Multicast RPF Select on Cisco 3850

I’m having a very strange issue with a 3850 right now. We use 3850’s as building routers on campus. Each building gets its own 3850 and then there is a variety of 4500, 2960X and 9300 switches deployed for layer 2.

On each 3850 we have the traffic separated into 2 vrfs: let’s call them Campus and Dist. I was recently asked to look at multicast configurations. We had a history of pim-sparse mode configs that no one had ever really examined. Long story short, it seems that pim-sparse was put on interfaces but no rp address was ever configured nor was there are any thought to passing multicast from one vrf to the other–if ever required.

Changes that I made:

Added a RP for each vrf using the loopback interface address for that vrf.

Created a standard ACL called MCAST-GRP and added the address I was testing with: 239.1.1.5

Added a config line to steer the RPF process so as to not drop traffic coming from one vrf to the other:

ip multicast vrf Dist rpf select vrf Campus group-list MCAST-GRP

Confirmed that multicast-routing was enabled for each vrf:

ip multicast-routing vrf Campus
ip multicast-routing vrf Dist

I then used a command line utility to test (multicast-tester). This is a simple python based multicast testing tool that I use on Macs. On Windows or Linux, the CisTech NetSpanner is a fantastic tool for testing multicast, but alas there is no Mac version.

I ran a test and it worked fine. I was able to start a multicast stream on a host in vrf Campus and join that group on a host in vrf Dist. After that I was looking at some show commands and ran:

sh ip pim vrf Campus rp mapping

This immediately hung my console and I had to open another session. There was no high cpu or mem usage to explain the hung console. After that, my rpf select mulitcast tests fail. I removed all of the vrf based multicast config that I had added and went home. I came back this morning and laid the commands back in and tested. Again, it worked fine. Ok, good. I am, in fact, not crazy. I then ran that same show command and again the same result. My console hung (but at least this time it did show the mapping), and my multicast tests fail again.

I can still ssh in from a new session and the router is fine. But this seems like pretty strange behaviour. And I just tested again and multicast is still broken from one vrf to the other. My console session did eventually come back. It took a few minutes. Very odd.

Anyone have any potential insight here?

1 Like

Hello Don

Wow, that’s a strange behavior! A show command that causes a switch to freeze, and affects the operation of the actual multicast mechanism!

I can share with you some thoughts about this, but I can’t guarantee that the information I give is verified. It should only be used as a guideline.

This looks and feels like a bug. According to some sources, the 3850 platform does have a history of bugs related to PIM in VRF contexts. Specifically, this behavior matches characteristics of a control-plane process deadlock or crash in the PIM/multicast subsystem, not a configuration error. Your approach to steer RPF lookups across VRF boundaries looks syntactically correct and is the recommended way to approach this issue.

I have been unable to find any specific bugs that match this behavior, but the best bet would be to open a TAC case with Cisco to dig deeper into the intricacies of this behavior. Let us know how your troubleshooting goes!

I hope this has been helpful!

Laz

Hi, thanks for the reply.
▬▬▬
Could you pick up the Cisco 3850 multicast thread right after its last line? The entries come from a different source than the Cisco 3850 multicast thread.
▬▬▬
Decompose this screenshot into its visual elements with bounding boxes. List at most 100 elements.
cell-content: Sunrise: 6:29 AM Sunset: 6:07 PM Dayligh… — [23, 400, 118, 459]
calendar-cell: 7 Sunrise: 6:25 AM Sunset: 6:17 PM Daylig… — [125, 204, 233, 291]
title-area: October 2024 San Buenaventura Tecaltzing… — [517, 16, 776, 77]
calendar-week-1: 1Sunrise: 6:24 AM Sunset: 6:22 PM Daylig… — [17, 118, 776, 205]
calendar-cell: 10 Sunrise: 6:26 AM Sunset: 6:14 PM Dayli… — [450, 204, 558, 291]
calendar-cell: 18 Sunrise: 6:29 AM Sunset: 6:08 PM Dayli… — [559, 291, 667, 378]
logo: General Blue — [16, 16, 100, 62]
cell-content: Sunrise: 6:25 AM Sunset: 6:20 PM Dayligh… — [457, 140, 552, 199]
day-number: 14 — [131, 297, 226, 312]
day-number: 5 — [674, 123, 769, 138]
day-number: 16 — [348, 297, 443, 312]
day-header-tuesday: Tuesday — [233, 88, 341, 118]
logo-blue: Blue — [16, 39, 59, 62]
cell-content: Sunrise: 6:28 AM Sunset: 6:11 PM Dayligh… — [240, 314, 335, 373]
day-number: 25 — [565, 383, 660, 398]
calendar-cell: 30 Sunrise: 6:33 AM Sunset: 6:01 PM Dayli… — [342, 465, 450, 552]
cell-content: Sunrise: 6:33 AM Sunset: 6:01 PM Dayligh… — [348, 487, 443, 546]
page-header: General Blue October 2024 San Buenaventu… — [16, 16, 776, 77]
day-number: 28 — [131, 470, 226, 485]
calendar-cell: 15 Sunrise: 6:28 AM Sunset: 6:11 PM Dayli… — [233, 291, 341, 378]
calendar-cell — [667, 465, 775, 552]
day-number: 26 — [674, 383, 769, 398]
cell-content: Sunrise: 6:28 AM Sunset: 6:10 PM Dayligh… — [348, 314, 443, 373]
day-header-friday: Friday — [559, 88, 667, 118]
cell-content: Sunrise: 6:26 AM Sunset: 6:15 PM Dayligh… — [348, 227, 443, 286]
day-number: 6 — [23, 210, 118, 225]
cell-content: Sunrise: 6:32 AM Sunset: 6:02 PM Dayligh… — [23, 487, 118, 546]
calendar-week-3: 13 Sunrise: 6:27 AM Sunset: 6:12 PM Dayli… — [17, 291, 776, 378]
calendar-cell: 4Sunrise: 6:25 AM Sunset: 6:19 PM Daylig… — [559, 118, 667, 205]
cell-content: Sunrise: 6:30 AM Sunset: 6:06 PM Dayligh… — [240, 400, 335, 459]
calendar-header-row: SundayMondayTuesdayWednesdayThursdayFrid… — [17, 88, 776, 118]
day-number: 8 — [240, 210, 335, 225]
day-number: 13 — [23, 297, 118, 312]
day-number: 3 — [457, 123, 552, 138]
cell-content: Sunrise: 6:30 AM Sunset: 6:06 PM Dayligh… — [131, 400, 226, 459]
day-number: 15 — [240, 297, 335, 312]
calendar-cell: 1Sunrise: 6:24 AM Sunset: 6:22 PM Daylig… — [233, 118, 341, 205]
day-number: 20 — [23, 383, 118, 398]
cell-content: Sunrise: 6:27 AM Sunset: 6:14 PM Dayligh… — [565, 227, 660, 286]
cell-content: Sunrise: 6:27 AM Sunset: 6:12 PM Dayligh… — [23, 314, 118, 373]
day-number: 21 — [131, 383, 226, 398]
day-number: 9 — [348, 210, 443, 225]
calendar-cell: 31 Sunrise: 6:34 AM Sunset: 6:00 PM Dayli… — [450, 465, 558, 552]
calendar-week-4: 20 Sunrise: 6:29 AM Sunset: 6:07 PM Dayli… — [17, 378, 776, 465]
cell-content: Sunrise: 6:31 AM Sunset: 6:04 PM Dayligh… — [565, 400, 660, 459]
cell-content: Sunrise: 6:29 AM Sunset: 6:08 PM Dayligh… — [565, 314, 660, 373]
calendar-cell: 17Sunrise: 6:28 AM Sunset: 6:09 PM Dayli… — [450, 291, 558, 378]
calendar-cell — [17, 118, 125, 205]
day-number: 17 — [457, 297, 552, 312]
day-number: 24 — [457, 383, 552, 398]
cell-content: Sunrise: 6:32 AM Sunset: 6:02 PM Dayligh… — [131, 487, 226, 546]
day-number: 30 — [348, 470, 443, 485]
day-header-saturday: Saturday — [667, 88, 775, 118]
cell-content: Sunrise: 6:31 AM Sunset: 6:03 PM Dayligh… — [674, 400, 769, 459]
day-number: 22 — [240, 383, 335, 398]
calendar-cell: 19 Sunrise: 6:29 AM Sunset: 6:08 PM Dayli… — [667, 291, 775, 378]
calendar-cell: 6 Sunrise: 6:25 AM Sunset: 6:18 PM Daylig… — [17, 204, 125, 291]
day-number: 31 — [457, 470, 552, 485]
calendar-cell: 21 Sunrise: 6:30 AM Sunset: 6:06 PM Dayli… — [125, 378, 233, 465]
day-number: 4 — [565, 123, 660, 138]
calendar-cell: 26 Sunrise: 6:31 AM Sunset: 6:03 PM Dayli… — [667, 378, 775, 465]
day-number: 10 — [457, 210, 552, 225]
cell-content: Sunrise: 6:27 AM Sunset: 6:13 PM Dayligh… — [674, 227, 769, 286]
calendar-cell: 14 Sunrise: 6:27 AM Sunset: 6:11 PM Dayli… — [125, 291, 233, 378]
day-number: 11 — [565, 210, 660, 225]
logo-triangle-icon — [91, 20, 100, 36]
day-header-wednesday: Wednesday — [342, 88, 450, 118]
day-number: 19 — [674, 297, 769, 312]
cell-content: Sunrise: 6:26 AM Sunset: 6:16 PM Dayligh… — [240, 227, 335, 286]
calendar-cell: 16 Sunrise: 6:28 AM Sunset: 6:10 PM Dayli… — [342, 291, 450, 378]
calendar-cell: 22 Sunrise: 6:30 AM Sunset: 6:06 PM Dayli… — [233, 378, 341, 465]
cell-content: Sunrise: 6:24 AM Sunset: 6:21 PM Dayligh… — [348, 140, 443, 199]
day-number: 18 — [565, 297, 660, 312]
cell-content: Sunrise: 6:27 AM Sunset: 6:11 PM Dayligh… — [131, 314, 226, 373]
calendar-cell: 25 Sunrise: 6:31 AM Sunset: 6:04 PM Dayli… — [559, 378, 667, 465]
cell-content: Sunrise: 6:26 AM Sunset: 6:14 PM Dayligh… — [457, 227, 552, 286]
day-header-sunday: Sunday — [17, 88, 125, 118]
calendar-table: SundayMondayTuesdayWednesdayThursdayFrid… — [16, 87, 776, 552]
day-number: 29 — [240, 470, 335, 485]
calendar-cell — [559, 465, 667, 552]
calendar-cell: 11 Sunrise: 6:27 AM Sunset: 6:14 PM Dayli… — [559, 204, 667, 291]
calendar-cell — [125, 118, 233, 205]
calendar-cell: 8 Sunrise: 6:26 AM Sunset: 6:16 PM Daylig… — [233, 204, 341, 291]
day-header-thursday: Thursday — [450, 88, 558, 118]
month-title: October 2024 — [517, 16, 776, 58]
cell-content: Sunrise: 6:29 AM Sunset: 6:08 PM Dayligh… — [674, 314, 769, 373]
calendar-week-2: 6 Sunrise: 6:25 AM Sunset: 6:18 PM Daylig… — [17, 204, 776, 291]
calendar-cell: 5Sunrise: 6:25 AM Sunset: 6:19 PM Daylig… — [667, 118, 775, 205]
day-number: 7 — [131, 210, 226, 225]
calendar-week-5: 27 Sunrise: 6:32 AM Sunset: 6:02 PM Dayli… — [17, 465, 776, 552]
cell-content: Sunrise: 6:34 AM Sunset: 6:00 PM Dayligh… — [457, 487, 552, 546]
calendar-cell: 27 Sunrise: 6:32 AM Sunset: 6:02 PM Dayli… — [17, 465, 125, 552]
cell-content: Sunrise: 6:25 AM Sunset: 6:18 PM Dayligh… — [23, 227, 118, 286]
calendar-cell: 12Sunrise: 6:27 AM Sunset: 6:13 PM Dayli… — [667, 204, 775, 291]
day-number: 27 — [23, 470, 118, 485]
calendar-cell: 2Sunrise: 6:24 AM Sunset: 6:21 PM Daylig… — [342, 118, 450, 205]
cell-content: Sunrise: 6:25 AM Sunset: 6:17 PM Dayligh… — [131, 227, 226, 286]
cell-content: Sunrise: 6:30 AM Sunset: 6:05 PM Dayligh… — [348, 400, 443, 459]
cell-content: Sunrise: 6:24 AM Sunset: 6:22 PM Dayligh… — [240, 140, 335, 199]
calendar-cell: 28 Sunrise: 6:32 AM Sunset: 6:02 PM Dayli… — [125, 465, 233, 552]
▬▬▬
The response.
I seem to have stabilized this today. I added one additonal rp-address global command:

ip pim vrf Dist rp-address x.x.x.x MCAST-GRP (the rp-address for Campus vrf)

Now it works and I can run vrf based pim show commands and while the console hangs a bit after the initial output, it does not break the inter vrf multicast traffic.

So now I have 3 rp-address global commands instead of 2. I also still need the vrf select global command in place. All I did to stabilize this was adding the third rp-address global command.

This addition should ensure that both RP trees will have an entry for 239.1.1.5

It looks like this now:

ip pim vrf Campus-trust rp-address x.x.x.129
ip pim vrf Dist rp-address x.x.x.128
ip pim vrf Dist rp-address x.x.x.129 MCAST-GRP

Hello Don

Ah this may give some insight into what was actually happening and why the router seemed to just hang. This is just an assumption, but maybe it will help you understand the behavior better.

The key here is that PIM RP mappings are maintained per-VRF. For inter-VRF multicast to work correctly, each VRF involved must have consistent knowledge of which RP serves which multicast groups.

Before Your fix, on the VRF Campus, you had group 239.1.1.5 mapped to RP x.x.x.129 (via MCAST-GRP ACL). In the VRF Dist, group 239.1.1.5 was mapped to RP x.x.x.128 (default RP for all groups). This may have created an RP mapping mismatch. When inter-VRF multicast tried to build PIM state across VRFs, one VRF was trying to build (*,G) shared trees toward RP .129 while the other was using RP .128. This inconsistency may have caused RPF check failures, unstable PIM Join/Prune behavior, all causing state churn that caused the console to hang.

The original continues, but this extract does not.